Layout element entries:
§
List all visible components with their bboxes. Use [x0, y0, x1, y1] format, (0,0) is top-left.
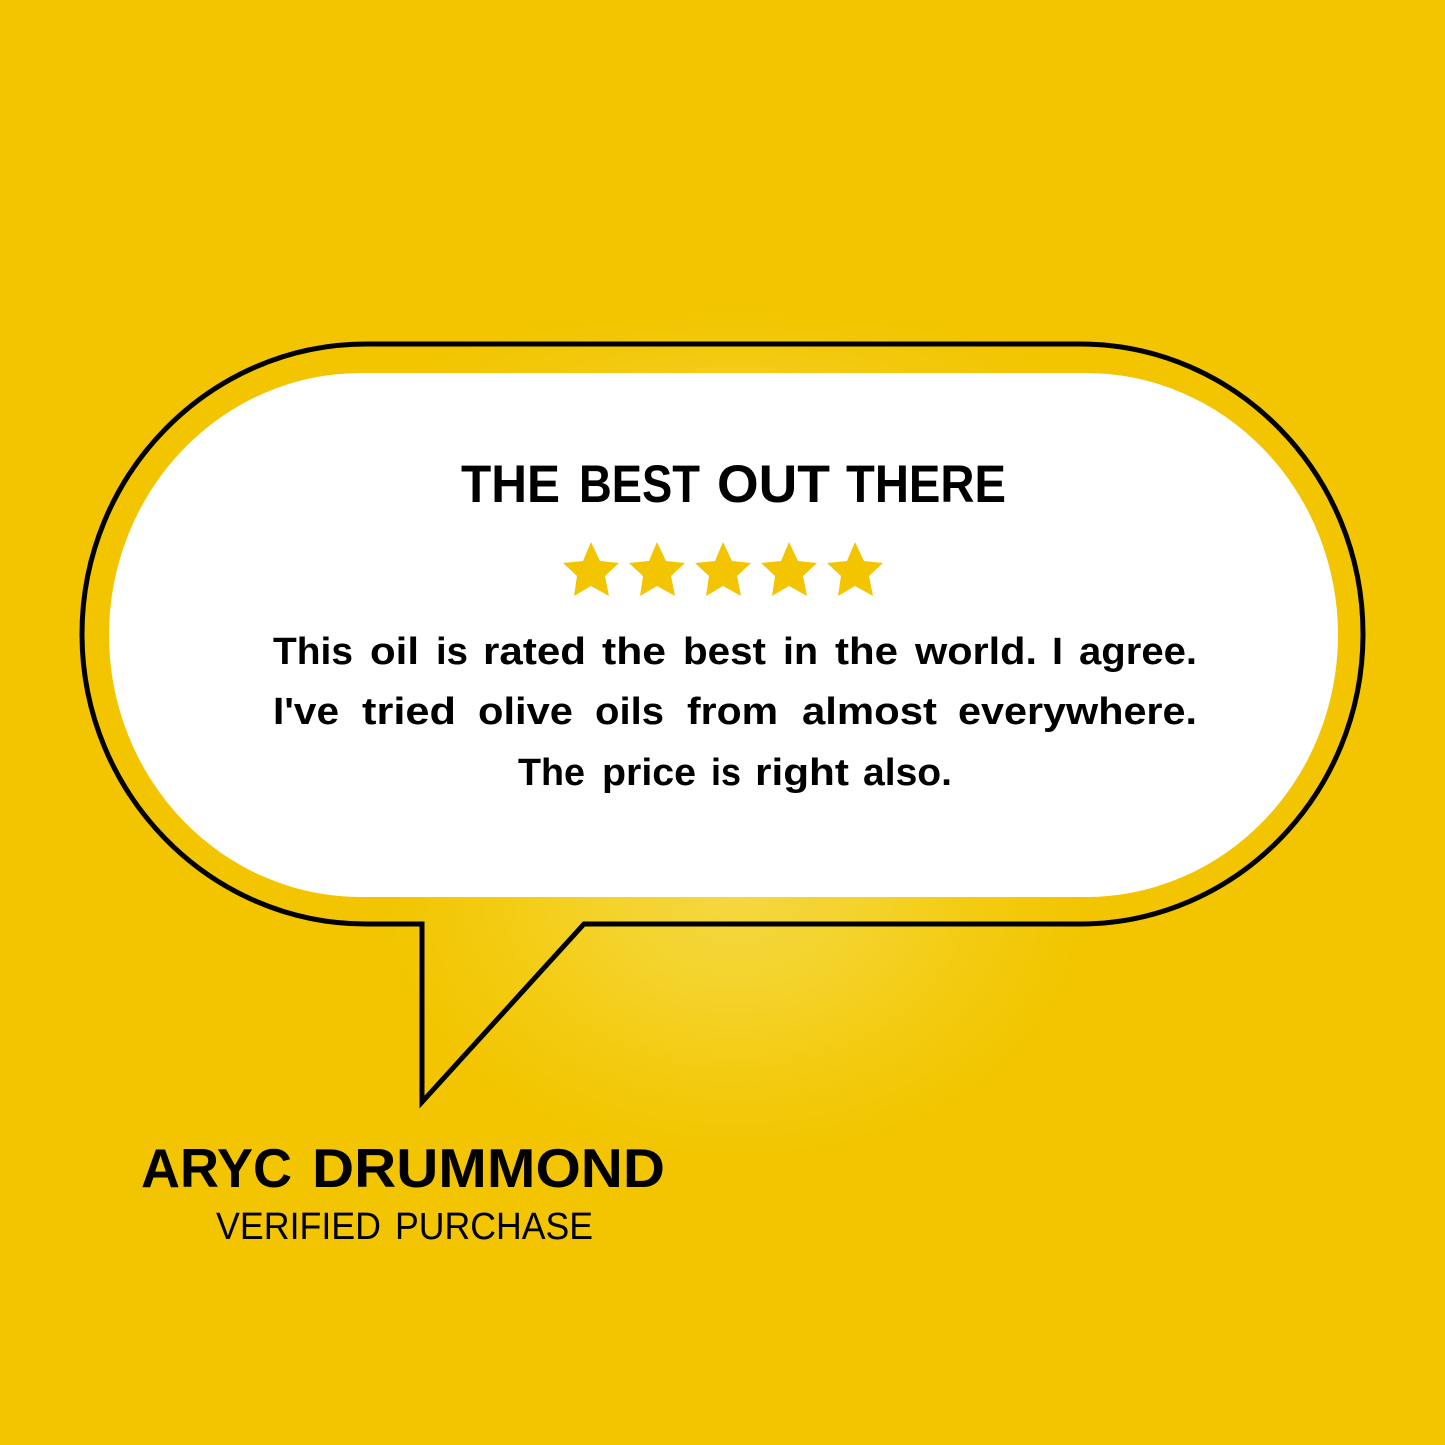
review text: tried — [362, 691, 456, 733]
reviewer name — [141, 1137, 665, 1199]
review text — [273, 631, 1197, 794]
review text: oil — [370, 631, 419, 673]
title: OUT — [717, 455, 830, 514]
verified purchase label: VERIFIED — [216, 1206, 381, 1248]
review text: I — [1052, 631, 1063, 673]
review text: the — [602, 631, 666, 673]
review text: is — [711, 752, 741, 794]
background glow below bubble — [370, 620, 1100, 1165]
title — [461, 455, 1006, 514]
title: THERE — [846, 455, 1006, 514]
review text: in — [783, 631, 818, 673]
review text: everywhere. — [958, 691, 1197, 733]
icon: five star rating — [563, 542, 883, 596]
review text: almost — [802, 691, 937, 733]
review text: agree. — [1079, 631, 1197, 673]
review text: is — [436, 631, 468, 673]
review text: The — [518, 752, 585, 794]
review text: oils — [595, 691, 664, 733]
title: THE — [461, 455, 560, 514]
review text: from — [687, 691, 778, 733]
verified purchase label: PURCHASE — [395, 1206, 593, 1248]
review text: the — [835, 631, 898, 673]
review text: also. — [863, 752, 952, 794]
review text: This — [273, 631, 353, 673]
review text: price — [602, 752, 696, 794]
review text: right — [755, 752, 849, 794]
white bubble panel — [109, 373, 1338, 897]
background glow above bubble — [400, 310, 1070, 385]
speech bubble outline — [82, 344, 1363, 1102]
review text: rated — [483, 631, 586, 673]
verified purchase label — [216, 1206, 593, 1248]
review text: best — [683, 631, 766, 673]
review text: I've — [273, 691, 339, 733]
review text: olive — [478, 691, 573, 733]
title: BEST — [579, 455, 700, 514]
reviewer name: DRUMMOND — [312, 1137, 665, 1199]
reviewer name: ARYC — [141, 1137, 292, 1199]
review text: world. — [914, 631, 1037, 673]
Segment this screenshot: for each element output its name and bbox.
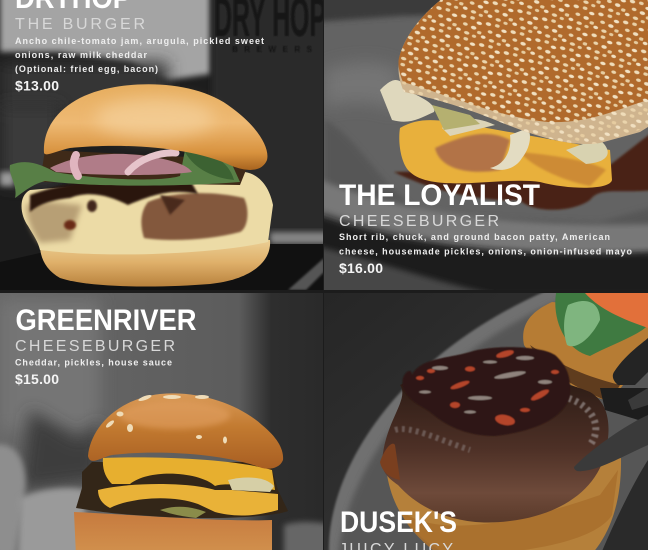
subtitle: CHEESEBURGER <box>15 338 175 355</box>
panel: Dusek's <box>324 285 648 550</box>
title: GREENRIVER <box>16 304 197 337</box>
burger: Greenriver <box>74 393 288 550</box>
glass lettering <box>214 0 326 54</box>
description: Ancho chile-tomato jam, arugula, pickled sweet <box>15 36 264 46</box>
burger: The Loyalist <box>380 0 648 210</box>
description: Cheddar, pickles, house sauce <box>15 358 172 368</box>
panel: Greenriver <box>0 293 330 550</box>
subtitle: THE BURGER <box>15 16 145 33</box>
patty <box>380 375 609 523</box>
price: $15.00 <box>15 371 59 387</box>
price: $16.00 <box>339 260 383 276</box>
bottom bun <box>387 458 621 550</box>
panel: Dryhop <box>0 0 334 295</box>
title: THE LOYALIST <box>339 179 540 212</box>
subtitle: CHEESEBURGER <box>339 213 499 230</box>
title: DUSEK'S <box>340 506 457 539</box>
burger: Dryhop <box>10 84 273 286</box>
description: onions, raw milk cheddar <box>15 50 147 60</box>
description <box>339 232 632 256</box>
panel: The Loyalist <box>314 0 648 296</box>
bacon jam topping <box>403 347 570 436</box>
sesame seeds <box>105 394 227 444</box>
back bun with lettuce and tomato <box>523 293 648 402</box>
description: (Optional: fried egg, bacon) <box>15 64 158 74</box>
§
WHAT YOU HAVE TO DO: Rewrite the entries as a Markdown table with the columns "Row" and "Line," starting at the line containing "subtitle: CHEESEBURGER <box>15" and ending at the final line of the entries. Leave out any blank lines.

RESULT OF THIS EXERCISE:
| Row | Line |
|---|---|
| 1 | subtitle: CHEESEBURGER <box>15 338 175 355</box> |
| 2 | panel: Dusek's <box>324 285 648 550</box> |
| 3 | title: GREENRIVER <box>16 304 197 337</box> |
| 4 | burger: Greenriver <box>74 393 288 550</box> |
| 5 | glass lettering <box>214 0 326 54</box> |
| 6 | description: Ancho chile-tomato jam, arugula, pickled sweet <box>15 36 264 46</box> |
| 7 | burger: The Loyalist <box>380 0 648 210</box> |
| 8 | description: Cheddar, pickles, house sauce <box>15 358 172 368</box> |
| 9 | panel: Greenriver <box>0 293 330 550</box> |
| 10 | subtitle: THE BURGER <box>15 16 145 33</box> |
| 11 | patty <box>380 375 609 523</box> |
| 12 | price: $15.00 <box>15 371 59 387</box> |
| 13 | price: $16.00 <box>339 260 383 276</box> |
| 14 | bottom bun <box>387 458 621 550</box> |
| 15 | panel: Dryhop <box>0 0 334 295</box> |
| 16 | title: THE LOYALIST <box>339 179 540 212</box> |
| 17 | subtitle: CHEESEBURGER <box>339 213 499 230</box> |
| 18 | title: DUSEK'S <box>340 506 457 539</box> |
| 19 | burger: Dryhop <box>10 84 273 286</box> |
| 20 | description: onions, raw milk cheddar <box>15 50 147 60</box> |
| 21 | description <box>339 232 632 256</box> |
| 22 | panel: The Loyalist <box>314 0 648 296</box> |
| 23 | bacon jam topping <box>403 347 570 436</box> |
| 24 | sesame seeds <box>105 394 227 444</box> |
| 25 | back bun with lettuce and tomato <box>523 293 648 402</box> |
| 26 | description: (Optional: fried egg, bacon) <box>15 64 158 74</box> |